→ Task directions: Pull out each line of the data that includes the word "Clerk".

→ Available records:
────
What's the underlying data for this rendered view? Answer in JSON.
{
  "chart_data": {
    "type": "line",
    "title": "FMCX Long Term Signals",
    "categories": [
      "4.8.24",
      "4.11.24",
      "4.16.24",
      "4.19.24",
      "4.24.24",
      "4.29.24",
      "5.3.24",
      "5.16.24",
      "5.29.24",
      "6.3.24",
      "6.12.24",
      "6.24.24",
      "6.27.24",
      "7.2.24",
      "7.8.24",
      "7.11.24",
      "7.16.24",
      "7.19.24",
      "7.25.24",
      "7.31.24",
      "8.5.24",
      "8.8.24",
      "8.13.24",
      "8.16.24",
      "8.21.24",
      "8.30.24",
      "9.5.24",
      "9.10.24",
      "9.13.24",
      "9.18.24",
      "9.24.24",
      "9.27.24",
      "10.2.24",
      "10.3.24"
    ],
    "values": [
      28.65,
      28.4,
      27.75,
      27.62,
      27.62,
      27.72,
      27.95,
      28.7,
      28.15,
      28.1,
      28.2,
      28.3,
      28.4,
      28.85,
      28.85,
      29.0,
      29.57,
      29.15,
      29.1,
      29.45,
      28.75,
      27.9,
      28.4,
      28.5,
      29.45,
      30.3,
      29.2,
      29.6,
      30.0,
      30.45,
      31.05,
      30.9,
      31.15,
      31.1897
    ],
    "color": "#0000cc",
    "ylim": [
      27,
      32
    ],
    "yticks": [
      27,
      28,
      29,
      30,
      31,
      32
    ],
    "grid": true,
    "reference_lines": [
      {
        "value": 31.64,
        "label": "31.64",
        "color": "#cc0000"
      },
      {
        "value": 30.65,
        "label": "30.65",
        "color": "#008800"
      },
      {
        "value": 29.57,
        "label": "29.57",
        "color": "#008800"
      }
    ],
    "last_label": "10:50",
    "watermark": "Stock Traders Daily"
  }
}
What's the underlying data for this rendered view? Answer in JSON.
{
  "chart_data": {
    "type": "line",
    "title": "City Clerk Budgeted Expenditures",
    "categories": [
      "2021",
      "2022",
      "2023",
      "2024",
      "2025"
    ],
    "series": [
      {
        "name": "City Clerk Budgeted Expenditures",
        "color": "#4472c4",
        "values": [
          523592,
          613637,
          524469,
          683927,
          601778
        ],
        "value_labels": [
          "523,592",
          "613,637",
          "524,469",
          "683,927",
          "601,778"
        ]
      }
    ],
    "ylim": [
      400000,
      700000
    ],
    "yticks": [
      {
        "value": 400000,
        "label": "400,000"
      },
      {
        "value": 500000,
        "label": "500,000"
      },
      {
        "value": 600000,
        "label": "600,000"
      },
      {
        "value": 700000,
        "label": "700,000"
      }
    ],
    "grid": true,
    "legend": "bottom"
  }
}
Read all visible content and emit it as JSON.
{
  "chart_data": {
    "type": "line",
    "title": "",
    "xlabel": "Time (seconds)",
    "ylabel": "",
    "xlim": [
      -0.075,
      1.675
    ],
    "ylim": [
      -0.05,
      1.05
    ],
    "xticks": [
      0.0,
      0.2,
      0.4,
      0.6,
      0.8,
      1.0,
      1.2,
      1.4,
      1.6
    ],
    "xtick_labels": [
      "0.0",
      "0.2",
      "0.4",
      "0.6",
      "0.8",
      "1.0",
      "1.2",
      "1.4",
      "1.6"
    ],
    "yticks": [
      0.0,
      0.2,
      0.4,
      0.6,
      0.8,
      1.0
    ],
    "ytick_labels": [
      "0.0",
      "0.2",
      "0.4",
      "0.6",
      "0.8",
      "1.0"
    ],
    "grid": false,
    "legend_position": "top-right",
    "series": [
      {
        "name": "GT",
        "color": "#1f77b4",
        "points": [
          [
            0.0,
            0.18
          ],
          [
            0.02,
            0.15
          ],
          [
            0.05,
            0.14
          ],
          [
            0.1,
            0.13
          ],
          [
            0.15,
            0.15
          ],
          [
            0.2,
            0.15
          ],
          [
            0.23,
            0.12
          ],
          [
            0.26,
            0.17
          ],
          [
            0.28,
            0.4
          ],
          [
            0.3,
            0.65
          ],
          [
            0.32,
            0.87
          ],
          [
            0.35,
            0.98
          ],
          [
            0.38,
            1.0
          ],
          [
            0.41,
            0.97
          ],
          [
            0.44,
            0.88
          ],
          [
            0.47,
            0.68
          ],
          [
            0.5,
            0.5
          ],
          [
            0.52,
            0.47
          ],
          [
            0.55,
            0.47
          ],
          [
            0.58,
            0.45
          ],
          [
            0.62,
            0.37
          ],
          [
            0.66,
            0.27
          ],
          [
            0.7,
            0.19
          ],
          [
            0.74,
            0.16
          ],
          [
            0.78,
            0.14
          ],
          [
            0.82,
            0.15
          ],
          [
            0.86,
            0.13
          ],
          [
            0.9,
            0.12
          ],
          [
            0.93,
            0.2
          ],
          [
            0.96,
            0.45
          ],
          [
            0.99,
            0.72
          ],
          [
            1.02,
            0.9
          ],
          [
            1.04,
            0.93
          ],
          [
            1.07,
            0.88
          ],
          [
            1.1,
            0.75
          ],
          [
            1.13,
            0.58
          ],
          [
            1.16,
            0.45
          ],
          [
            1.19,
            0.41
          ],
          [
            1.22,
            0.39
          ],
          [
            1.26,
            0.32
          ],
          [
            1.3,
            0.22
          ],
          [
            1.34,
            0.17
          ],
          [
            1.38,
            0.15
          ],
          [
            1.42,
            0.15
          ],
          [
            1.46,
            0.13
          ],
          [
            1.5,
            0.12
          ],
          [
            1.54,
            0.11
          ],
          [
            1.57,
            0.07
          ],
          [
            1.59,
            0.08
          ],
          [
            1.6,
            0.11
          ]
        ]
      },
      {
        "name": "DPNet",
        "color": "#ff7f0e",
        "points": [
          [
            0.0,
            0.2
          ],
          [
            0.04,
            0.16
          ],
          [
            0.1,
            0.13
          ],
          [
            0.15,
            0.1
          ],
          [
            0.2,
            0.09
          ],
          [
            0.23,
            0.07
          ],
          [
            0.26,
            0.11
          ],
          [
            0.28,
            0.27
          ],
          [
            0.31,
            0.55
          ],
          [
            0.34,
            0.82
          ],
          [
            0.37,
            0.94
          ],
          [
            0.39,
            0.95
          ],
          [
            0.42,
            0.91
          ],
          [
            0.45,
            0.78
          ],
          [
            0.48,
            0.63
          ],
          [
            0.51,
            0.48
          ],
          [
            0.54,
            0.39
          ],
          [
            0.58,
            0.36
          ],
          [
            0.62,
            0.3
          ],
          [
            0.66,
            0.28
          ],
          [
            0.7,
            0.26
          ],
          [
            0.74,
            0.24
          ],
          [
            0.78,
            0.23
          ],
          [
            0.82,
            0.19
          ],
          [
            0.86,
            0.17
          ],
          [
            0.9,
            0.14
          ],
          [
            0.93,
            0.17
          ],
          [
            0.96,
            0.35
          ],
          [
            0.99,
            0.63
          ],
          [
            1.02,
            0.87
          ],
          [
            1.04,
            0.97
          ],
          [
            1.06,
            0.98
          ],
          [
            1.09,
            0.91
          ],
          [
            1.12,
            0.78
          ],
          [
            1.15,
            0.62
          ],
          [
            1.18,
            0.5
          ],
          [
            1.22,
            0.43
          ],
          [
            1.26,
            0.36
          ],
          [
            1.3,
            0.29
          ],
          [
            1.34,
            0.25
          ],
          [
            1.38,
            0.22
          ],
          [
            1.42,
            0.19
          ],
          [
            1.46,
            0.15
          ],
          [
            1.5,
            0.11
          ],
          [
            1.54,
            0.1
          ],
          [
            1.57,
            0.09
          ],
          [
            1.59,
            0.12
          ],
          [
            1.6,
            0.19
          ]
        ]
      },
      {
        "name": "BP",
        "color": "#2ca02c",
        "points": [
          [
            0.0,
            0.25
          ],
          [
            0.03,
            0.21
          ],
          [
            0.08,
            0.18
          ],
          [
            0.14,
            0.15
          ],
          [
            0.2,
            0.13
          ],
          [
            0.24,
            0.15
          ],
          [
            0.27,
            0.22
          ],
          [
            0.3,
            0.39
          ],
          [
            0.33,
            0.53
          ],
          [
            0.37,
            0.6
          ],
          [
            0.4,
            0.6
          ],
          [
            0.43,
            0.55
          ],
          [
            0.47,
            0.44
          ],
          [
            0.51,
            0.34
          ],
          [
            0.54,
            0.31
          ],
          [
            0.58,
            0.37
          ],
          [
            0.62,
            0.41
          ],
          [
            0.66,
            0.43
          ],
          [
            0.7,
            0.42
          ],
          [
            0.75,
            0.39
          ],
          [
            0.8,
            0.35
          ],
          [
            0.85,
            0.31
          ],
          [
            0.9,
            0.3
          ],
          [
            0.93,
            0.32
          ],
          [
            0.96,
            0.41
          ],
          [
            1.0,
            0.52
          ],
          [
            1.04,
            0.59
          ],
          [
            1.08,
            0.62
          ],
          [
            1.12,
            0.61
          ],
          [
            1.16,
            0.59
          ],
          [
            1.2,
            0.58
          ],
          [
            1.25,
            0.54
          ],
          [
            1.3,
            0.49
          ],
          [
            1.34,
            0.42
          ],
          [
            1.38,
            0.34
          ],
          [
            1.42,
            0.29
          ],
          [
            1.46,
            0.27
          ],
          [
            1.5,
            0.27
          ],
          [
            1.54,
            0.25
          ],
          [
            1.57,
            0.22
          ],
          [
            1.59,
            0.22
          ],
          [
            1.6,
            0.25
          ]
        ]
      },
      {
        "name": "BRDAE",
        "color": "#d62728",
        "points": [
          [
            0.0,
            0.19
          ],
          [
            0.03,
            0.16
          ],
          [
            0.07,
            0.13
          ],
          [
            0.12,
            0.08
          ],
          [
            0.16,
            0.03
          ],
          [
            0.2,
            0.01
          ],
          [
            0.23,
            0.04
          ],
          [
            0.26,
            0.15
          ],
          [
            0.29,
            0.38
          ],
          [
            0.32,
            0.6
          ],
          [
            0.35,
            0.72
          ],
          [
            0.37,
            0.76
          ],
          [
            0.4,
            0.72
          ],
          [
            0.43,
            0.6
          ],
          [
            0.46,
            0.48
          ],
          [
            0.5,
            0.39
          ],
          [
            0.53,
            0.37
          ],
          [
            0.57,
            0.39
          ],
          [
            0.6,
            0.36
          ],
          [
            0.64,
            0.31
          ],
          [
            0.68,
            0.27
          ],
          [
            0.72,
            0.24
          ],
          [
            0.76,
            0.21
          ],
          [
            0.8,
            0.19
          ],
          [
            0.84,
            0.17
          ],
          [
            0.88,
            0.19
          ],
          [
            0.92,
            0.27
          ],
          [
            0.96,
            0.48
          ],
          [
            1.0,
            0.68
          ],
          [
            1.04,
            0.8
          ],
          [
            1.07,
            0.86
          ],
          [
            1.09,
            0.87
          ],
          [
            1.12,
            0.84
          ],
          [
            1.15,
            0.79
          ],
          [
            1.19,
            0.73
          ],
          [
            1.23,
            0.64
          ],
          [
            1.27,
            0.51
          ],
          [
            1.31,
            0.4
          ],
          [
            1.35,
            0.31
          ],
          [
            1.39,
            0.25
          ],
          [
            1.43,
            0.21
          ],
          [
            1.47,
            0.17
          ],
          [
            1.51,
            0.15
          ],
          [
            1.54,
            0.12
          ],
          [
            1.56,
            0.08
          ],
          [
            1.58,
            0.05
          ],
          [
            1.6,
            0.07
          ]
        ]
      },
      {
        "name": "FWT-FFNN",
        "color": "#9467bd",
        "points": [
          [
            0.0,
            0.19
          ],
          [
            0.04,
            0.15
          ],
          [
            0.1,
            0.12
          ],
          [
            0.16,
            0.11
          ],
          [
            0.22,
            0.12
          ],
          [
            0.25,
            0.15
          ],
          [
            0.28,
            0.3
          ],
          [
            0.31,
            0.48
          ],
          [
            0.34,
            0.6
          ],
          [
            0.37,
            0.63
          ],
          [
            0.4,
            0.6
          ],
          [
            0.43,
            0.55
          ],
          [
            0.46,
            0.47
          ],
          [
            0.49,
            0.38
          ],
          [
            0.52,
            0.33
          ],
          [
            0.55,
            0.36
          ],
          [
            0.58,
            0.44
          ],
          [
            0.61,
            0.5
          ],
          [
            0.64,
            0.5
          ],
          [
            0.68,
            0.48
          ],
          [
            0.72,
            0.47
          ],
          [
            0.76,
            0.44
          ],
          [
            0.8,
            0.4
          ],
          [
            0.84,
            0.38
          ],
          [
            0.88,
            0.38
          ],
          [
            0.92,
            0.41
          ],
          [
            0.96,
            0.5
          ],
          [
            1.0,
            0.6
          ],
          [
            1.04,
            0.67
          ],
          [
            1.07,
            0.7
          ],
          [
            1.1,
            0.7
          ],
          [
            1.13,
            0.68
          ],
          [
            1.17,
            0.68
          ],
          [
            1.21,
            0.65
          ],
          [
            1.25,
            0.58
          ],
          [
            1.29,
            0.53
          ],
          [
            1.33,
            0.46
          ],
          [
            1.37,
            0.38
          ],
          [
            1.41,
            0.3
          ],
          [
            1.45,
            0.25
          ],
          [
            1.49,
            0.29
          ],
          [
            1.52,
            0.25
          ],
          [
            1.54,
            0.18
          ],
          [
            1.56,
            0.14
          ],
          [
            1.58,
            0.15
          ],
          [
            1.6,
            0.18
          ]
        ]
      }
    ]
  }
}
────
→ Solution below:
    "title": "City Clerk Budgeted Expenditures",
        "name": "City Clerk Budgeted Expenditures",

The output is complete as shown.